======== Task inputs

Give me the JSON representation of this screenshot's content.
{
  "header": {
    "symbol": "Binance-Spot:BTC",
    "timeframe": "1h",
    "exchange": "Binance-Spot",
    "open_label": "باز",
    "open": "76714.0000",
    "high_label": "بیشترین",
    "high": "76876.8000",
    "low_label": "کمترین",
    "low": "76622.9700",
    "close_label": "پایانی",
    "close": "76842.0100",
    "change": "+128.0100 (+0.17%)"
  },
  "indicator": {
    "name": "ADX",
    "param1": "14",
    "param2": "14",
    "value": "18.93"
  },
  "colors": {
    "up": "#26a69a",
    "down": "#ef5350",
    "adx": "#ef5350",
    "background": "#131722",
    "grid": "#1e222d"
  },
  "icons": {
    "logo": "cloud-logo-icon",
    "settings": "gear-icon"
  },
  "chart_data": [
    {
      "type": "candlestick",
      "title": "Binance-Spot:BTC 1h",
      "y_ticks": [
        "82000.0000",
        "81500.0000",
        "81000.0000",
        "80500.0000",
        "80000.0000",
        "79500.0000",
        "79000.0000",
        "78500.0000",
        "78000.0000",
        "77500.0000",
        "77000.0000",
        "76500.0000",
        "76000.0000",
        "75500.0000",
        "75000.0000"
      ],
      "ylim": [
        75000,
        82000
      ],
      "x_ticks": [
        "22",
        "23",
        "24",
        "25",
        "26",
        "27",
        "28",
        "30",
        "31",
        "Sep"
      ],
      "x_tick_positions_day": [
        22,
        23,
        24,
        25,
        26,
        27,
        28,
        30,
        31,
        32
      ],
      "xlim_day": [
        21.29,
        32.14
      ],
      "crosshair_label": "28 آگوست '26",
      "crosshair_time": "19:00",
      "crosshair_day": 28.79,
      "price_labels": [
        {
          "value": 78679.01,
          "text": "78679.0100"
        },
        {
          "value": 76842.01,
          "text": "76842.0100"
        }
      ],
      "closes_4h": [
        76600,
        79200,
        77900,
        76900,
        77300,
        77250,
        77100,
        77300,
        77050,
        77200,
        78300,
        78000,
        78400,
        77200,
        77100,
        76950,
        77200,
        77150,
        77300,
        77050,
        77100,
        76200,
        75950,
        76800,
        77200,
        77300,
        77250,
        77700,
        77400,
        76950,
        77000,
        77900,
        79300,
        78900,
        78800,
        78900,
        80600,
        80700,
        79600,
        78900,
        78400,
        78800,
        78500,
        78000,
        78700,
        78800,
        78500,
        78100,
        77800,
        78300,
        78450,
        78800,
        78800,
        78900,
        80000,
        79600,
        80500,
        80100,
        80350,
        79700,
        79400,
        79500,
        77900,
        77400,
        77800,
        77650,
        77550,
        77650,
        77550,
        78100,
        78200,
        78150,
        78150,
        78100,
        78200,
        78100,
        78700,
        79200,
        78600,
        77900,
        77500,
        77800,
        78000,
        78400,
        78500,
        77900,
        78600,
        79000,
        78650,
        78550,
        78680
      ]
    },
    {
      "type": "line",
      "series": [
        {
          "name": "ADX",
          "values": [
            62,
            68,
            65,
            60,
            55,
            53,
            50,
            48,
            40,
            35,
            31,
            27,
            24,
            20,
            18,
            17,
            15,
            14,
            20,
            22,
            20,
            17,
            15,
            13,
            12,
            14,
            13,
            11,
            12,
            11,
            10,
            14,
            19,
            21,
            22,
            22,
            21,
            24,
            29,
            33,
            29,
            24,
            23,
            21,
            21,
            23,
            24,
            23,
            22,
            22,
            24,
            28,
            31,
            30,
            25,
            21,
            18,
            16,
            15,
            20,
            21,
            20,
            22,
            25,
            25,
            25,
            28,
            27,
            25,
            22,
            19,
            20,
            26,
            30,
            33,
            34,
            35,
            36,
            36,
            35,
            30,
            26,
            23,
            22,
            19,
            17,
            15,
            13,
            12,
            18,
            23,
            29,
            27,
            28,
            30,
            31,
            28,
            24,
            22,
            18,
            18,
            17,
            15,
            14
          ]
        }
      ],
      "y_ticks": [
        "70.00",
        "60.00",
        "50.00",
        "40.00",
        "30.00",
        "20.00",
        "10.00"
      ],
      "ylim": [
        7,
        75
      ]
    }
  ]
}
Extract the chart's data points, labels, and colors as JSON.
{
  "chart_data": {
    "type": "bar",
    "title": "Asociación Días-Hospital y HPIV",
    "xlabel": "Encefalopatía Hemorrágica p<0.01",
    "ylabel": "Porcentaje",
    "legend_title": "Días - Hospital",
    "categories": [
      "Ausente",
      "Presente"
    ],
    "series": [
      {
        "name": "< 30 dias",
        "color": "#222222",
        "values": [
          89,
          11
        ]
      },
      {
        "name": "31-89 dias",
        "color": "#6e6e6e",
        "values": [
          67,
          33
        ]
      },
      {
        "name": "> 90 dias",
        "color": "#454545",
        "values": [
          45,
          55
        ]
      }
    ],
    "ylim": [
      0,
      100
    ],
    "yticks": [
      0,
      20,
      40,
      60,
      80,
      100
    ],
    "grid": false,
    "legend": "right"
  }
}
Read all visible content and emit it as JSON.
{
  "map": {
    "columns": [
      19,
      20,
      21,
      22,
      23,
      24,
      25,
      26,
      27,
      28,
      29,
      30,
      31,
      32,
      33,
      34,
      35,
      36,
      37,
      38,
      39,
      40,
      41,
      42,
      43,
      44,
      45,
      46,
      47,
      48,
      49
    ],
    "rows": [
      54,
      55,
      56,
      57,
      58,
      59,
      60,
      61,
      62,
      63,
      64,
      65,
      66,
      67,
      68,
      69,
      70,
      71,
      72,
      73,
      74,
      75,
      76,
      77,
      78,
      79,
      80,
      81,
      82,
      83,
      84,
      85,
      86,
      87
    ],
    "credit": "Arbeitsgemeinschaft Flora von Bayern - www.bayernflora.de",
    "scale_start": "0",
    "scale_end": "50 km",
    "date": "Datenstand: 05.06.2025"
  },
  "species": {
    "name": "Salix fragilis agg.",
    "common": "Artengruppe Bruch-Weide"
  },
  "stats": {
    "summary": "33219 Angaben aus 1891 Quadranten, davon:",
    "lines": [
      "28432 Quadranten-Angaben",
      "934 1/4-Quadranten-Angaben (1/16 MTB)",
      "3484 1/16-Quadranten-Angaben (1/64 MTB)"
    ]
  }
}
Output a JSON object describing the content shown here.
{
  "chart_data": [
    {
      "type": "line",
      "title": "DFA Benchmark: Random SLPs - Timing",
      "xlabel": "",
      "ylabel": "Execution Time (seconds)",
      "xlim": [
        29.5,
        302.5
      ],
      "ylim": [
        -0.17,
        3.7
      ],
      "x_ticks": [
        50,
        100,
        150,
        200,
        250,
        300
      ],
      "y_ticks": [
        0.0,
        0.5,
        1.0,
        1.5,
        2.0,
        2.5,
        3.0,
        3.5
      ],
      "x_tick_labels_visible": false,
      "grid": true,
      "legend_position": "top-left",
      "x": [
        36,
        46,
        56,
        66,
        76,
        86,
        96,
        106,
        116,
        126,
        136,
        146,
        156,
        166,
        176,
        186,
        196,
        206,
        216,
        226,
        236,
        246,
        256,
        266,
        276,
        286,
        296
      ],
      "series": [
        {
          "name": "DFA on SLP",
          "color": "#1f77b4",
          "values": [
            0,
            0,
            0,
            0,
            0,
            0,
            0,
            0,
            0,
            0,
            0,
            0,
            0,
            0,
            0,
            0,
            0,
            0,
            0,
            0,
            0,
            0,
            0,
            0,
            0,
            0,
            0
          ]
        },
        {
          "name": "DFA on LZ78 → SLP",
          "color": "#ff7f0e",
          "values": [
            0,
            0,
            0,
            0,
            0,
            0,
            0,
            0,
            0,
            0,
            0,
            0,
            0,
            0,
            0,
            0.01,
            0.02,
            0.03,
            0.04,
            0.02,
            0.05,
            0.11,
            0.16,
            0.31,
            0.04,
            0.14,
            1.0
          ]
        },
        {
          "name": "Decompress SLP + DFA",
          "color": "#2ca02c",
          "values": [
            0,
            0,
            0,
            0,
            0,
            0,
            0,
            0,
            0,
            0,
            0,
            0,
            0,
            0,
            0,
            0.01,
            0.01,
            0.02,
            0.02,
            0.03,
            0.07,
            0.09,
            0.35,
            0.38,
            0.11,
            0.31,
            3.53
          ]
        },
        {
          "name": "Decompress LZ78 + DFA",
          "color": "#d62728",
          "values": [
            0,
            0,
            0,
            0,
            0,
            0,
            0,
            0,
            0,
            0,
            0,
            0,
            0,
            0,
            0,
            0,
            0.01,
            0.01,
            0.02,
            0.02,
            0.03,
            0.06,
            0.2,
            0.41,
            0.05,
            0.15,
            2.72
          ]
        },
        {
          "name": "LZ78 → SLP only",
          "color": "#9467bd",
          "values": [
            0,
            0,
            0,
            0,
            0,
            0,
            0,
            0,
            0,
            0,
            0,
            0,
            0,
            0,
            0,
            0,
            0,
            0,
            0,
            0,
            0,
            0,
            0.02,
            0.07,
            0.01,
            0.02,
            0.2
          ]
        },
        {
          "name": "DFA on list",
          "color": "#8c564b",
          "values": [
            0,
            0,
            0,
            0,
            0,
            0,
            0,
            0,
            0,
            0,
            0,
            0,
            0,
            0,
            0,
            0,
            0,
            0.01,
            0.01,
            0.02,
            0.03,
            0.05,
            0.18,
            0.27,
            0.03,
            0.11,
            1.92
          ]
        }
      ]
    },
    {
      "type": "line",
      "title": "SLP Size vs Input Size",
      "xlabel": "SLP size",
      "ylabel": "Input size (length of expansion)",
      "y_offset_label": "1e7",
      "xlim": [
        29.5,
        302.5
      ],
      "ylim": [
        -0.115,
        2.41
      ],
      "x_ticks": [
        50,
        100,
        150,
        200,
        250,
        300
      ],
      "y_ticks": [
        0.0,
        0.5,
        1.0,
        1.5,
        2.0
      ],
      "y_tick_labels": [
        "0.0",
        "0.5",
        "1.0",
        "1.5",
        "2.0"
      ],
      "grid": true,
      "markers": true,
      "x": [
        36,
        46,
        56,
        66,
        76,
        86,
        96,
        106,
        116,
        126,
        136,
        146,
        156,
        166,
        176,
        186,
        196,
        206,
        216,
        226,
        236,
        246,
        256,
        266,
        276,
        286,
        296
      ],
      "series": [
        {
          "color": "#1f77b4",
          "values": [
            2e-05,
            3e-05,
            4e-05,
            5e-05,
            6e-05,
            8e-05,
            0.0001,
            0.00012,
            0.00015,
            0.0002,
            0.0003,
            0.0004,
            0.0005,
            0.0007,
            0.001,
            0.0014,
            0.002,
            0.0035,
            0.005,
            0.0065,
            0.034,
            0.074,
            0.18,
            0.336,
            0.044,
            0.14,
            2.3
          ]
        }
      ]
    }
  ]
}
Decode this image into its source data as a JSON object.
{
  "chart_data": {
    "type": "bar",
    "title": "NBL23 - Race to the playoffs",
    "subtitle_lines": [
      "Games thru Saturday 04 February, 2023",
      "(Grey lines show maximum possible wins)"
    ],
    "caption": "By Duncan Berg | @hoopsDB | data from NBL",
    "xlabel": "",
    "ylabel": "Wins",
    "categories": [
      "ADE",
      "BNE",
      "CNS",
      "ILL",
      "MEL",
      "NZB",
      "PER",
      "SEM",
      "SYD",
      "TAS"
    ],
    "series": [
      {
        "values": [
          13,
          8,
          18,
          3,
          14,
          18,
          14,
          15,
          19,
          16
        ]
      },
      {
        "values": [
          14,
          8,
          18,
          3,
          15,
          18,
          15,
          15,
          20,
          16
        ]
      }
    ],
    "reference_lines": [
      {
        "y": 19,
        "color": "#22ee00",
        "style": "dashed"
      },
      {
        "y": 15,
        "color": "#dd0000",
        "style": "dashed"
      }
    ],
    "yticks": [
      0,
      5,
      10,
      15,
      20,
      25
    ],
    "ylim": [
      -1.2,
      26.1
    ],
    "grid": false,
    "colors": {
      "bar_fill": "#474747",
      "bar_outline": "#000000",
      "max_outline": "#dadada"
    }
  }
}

================

* _Request_:
Spot every line that holds "dias" and copy it.

* _Task result_:
        "name": "< 30 dias",
        "name": "31-89 dias",
        "name": "> 90 dias",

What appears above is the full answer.